• **Texto proporcionado**
####

A través de los cables, de los algoritmos, aquí nos tienes saqueando las aldeas, prendiéndole fuego a los acampados, a los libros. Somos los bárbaros de los cuales hablaba, hace también más de un cuarto de siglo, Alessandro Baricco. Hemos dejado de querer, de mimar, de amar la profundidad, nos encanta la superficialidad. Y ahí nos tienes, surfeando de pantalla en pantalla. Detrás quedan las aldeas saqueadas, los pozos de agua que eran las librerías, las tabernas abarrotadas. Detrás quedan los libros, los lienzos, todo lo que nos ayudaba a respirar.
Beber, comer, no solo se hace con la boca y por la tráquea. Se hace también con los ojos, con el córtex. Nos comemos el mundo a bocados cuando leemos, cuando miramos, cuando escuchamos un libro, un lienzo, una sinfonía. Todo lo demás es hambruna, desierto sin agua, puro páramo, viento. Los pocos que se quedan en los torreones, husmeando el horizonte, buscando algo de verticalidad en el mundo, tampoco se salvan. Ahí los tienes, subidos en sus torres de barro, pero ya se les han pegado los rasgos sonámbulos de los nómadas, con dinero bárbaro en el bolsillo. El polvo de la gran nada les empaña el cuello, sudan grueso dentro de sus trajines de oficiales.

####

• **Tus tareas**
a) Reproduce sin cambios, del texto sobre los bárbaros y la superficialidad, todo lo que va desde "Beber, comer, no" hasta "trajines de oficiales.".
b) Prosigue el texto sobre los bárbaros y la superficialidad a partir de su última oración.

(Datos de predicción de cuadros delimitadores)
####

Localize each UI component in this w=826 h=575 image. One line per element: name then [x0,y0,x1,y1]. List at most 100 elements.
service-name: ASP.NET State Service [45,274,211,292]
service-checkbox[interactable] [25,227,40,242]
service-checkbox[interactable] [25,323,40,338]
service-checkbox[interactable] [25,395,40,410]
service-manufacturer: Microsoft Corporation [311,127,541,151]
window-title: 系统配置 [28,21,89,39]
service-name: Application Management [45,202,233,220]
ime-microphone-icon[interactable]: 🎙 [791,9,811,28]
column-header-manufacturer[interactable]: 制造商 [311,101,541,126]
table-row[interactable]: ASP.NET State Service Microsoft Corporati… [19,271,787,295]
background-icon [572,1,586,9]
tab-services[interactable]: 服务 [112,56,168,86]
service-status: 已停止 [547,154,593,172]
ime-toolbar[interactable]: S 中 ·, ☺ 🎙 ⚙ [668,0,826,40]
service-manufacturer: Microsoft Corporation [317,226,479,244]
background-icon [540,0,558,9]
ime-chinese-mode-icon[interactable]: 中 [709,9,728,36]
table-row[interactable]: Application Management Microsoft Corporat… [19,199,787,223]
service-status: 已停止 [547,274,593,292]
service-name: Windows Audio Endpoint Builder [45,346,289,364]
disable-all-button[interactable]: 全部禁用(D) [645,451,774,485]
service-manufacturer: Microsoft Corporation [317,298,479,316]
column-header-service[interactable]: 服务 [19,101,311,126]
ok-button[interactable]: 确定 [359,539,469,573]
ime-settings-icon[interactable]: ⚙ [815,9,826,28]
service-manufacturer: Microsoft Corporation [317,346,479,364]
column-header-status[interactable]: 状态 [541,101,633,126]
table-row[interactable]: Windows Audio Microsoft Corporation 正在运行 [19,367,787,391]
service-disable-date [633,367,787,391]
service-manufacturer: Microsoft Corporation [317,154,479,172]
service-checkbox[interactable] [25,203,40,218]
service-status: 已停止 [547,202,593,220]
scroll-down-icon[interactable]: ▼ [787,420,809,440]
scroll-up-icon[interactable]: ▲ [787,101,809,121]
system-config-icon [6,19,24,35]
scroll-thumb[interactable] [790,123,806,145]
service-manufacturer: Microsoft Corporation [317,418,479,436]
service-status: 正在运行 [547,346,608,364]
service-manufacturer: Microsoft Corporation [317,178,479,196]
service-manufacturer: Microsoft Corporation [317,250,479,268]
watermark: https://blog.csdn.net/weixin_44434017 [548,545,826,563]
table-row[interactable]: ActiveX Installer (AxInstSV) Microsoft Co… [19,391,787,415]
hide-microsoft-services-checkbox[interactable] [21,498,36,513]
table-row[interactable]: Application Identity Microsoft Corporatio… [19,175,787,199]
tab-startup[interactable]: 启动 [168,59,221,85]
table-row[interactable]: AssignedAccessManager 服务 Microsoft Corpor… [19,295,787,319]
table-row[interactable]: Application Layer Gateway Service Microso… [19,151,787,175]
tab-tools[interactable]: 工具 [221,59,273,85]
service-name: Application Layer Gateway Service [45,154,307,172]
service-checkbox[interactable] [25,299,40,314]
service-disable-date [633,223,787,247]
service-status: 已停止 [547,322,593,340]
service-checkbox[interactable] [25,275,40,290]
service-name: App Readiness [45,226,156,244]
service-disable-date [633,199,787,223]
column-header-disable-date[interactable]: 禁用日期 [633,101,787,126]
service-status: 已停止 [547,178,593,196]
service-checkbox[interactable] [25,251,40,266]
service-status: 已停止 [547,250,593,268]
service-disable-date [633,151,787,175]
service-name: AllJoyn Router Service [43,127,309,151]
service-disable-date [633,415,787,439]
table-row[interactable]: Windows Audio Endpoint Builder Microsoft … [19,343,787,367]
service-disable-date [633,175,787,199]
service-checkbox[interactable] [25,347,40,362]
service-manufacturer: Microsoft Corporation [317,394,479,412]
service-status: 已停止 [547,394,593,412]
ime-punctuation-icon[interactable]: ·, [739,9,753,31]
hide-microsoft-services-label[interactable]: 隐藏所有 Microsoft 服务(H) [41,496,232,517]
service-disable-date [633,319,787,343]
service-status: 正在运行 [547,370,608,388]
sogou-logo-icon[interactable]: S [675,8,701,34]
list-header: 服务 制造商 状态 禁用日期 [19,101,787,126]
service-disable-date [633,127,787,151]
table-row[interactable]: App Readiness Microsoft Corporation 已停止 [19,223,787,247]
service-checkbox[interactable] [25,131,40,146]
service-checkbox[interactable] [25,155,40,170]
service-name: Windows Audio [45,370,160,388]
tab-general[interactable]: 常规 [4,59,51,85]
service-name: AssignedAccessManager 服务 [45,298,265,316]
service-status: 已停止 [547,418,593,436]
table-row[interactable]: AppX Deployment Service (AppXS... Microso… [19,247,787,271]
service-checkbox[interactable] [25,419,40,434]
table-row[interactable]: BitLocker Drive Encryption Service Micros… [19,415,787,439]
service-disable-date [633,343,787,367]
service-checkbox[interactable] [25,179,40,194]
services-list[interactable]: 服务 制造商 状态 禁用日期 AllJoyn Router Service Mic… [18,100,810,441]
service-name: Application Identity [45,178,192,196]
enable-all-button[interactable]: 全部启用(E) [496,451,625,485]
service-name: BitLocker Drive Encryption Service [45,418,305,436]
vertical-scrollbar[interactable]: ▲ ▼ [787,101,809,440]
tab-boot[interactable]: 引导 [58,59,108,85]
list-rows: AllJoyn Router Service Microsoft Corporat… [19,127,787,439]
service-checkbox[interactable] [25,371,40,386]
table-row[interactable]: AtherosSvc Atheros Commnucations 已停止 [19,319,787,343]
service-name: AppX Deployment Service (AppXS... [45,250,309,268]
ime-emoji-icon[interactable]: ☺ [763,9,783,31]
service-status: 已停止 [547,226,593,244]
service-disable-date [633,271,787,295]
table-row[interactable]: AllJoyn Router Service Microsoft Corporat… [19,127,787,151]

####

• **Resultados por tarea**
a)
Beber, comer, no solo se hace con la boca y por la tráquea. Se hace también con los ojos, con el córtex. Nos comemos el mundo a bocados cuando leemos, cuando miramos, cuando escuchamos un libro, un lienzo, una sinfonía. Todo lo demás es hambruna, desierto sin agua, puro páramo, viento. Los pocos que se quedan en los torreones, husmeando el horizonte, buscando algo de verticalidad en el mundo, tampoco se salvan. Ahí los tienes, subidos en sus torres de barro, pero ya se les han pegado los rasgos sonámbulos de los nómadas, con dinero bárbaro en el bolsillo. El polvo de la gran nada les empaña el cuello, sudan grueso dentro de sus trajines de oficiales.

b)
Los libros, las novelas, eran antaño bastiones. Los bárbaros volteaban alrededor con su caballería, pero no se atrevían. A veces se metían en algún que otro recinto, prendiéndole fuego con la antorcha de algún que otro premio de literatura. Ahora ni eso es necesario, se le da el Nobel a un trovador, se entrega la chusma a otro, un autor de verdad, porque su verbo es demasiado brusco, porque sus libros tienen demasiada nalga, cadera, pecho, porque la frase es demasiado literaria, porque no hay narrativa, porque el cuento no cuenta nada, porque solo pone el verbo en alto como lo hacían antaño los que erguían las lanzas y embestían.
Entonces nos llegan los libros de bolsillo, llenos de piojos. Llegan los premios que premian a escritores que apenas tienen riñón, que respiran por el trasero. Pero con tirón en las redes sociales, de los que amasan, que arrasan, como nadie, con los que se hace la masa, el mazapán, algo muy comestible, algo que no te va a dar una indigestión, que es pura golosina. Los bárbaros no nos han invadido desde fuera sino desde dentro. No arrasaron con la civilización del libro. No hubo genocidio, holocausto de grandes autores, levantamiento en armas, ni torreones en fuego. Lo que ha ocurrido es que la invasión vino por dentro. Los editores entregaron las armas, al igual que los autores, al igual que los lectores.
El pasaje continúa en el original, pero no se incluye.